◆ Dataset excerpts
──────
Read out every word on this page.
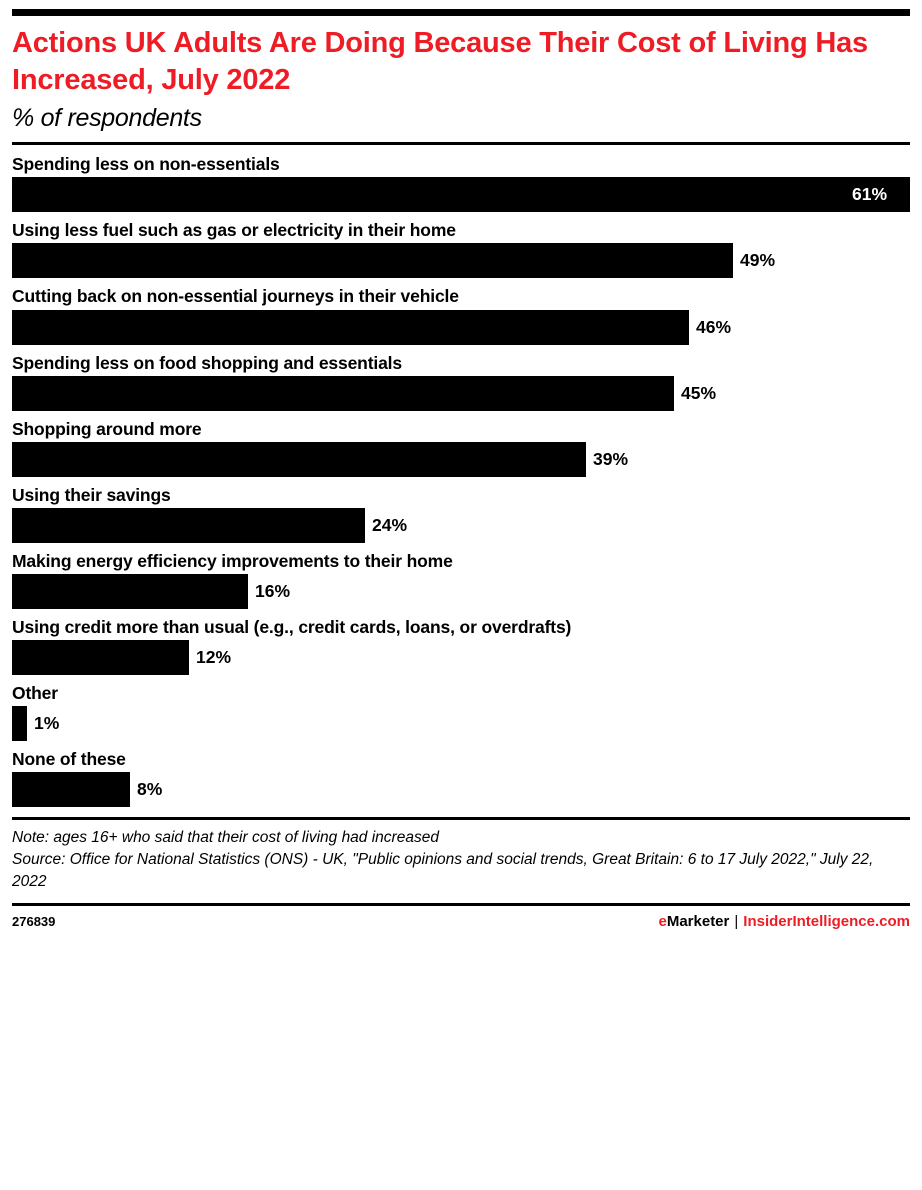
Actions UK Adults Are Doing Because Their Cost of Living Has Increased, July 2022
% of respondents
Spending less on non-essentials
61%
Using less fuel such as gas or electricity in their home
49%
Cutting back on non-essential journeys in their vehicle
46%
Spending less on food shopping and essentials
45%
Shopping around more
39%
Using their savings
24%
Making energy efficiency improvements to their home
16%
Using credit more than usual (e.g., credit cards, loans, or overdrafts)
12%
Other
1%
None of these
8%
Note: ages 16+ who said that their cost of living had increased
Source: Office for National Statistics (ONS) - UK, "Public opinions and social trends, Great Britain: 6 to 17 July 2022," July 22, 2022
276839	eMarketer | InsiderIntelligence.com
──────
◆ Set task
Search the entries for the word "July", then gather every line that has it.

◆ Written answer
Actions UK Adults Are Doing Because Their Cost of Living Has Increased, July 2022
Source: Office for National Statistics (ONS) - UK, "Public opinions and social trends, Great Britain: 6 to 17 July 2022," July 22, 2022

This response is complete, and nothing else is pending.